• _WHAT THE EXERCISE ASKS_: Scan the listing below. Report each line that includes "icon".
*****
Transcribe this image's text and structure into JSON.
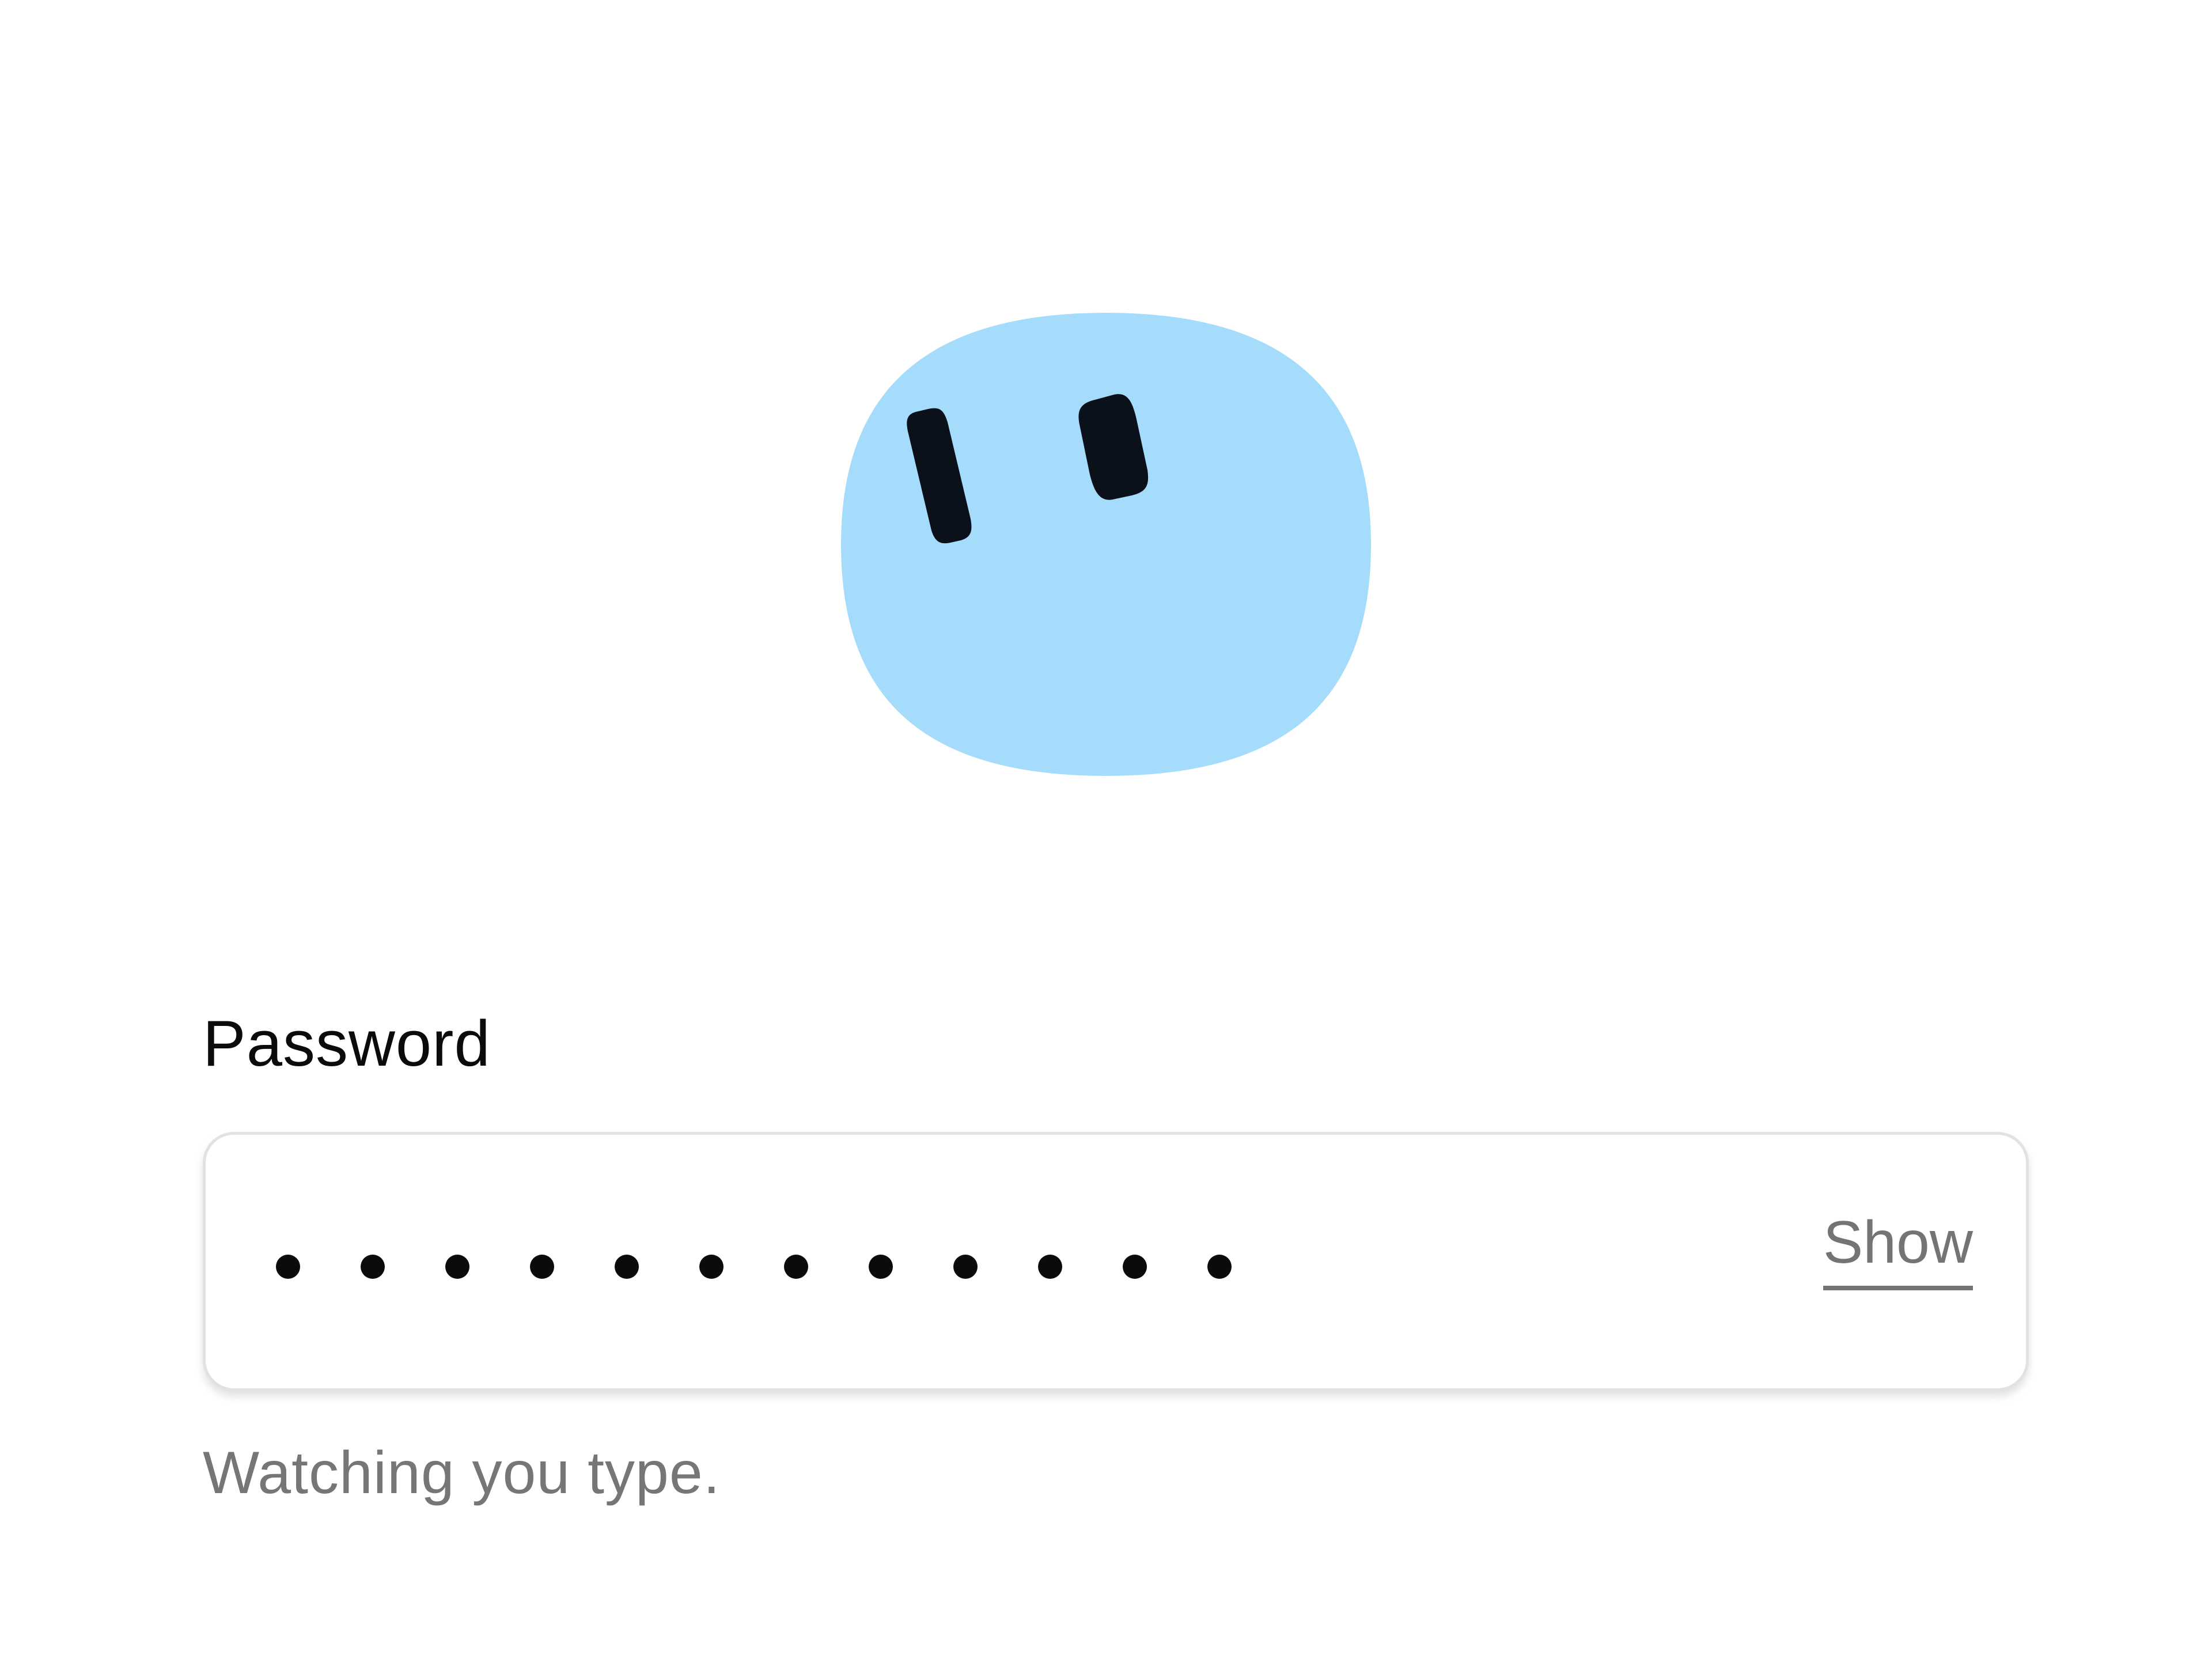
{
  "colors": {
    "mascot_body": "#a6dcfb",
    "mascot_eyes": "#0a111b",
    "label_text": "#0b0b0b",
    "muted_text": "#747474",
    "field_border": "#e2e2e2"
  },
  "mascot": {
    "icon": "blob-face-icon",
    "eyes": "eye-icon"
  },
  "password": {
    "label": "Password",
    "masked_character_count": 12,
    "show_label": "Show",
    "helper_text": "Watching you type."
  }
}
*****
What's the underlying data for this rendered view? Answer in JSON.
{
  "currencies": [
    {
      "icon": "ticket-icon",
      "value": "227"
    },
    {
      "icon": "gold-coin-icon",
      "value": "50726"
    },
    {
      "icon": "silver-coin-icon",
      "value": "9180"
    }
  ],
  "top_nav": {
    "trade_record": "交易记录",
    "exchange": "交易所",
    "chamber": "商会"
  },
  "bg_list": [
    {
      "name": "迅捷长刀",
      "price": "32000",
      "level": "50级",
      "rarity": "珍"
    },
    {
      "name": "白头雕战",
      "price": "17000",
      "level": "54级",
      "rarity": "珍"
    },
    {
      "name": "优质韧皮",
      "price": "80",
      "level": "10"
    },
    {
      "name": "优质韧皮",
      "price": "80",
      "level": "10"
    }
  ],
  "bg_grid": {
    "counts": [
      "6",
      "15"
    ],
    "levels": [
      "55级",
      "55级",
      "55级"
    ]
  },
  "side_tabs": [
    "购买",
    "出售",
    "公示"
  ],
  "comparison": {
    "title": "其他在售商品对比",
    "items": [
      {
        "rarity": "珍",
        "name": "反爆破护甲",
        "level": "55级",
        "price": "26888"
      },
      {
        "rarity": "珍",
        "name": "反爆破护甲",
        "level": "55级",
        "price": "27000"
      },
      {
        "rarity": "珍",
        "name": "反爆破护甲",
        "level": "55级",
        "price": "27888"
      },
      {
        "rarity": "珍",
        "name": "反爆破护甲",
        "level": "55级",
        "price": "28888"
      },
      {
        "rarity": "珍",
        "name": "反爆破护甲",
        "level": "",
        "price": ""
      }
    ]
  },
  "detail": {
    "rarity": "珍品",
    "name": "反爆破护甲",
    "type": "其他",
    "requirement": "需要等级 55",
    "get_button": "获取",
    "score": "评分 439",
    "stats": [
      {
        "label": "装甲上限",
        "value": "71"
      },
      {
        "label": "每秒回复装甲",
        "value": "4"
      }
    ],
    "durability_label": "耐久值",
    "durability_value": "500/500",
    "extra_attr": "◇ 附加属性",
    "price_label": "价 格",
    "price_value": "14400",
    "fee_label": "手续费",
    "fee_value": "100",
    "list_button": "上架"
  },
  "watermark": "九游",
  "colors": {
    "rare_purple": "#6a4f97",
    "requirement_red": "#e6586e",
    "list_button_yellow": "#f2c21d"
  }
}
*****
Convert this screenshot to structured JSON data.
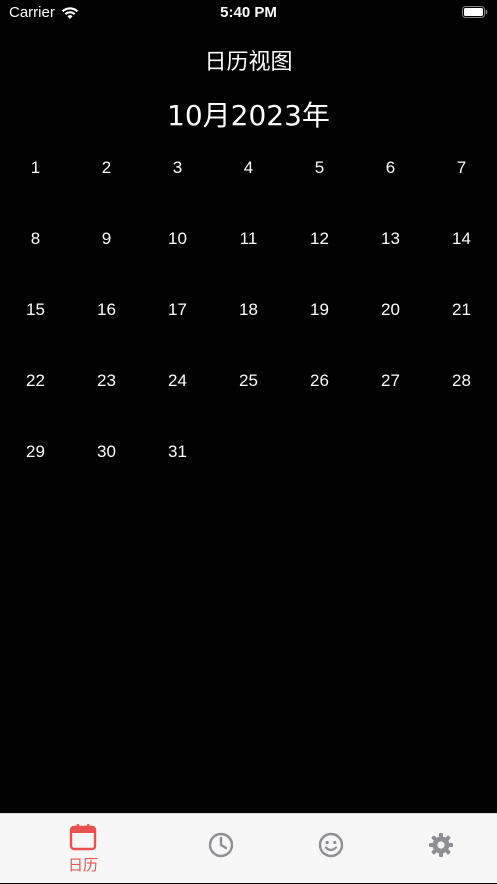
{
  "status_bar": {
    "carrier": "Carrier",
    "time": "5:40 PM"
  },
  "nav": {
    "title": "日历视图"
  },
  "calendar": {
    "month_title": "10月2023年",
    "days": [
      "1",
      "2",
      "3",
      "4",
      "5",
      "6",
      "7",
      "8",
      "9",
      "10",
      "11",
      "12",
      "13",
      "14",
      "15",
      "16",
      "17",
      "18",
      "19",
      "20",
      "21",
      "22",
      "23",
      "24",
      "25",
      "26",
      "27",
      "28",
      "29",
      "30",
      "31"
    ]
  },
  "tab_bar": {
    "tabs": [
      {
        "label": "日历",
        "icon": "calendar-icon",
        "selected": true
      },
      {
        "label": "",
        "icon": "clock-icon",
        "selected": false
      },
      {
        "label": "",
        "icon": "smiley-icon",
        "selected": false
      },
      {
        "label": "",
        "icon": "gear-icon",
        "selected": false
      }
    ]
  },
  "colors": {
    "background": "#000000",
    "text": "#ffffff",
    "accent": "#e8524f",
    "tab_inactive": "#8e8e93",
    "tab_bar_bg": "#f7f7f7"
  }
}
*****
• _REPLY_:
    "icon": "blob-face-icon",
    "eyes": "eye-icon"
      "icon": "ticket-icon",
      "icon": "gold-coin-icon",
      "icon": "silver-coin-icon",
        "icon": "calendar-icon",
        "icon": "clock-icon",
        "icon": "smiley-icon",
        "icon": "gear-icon",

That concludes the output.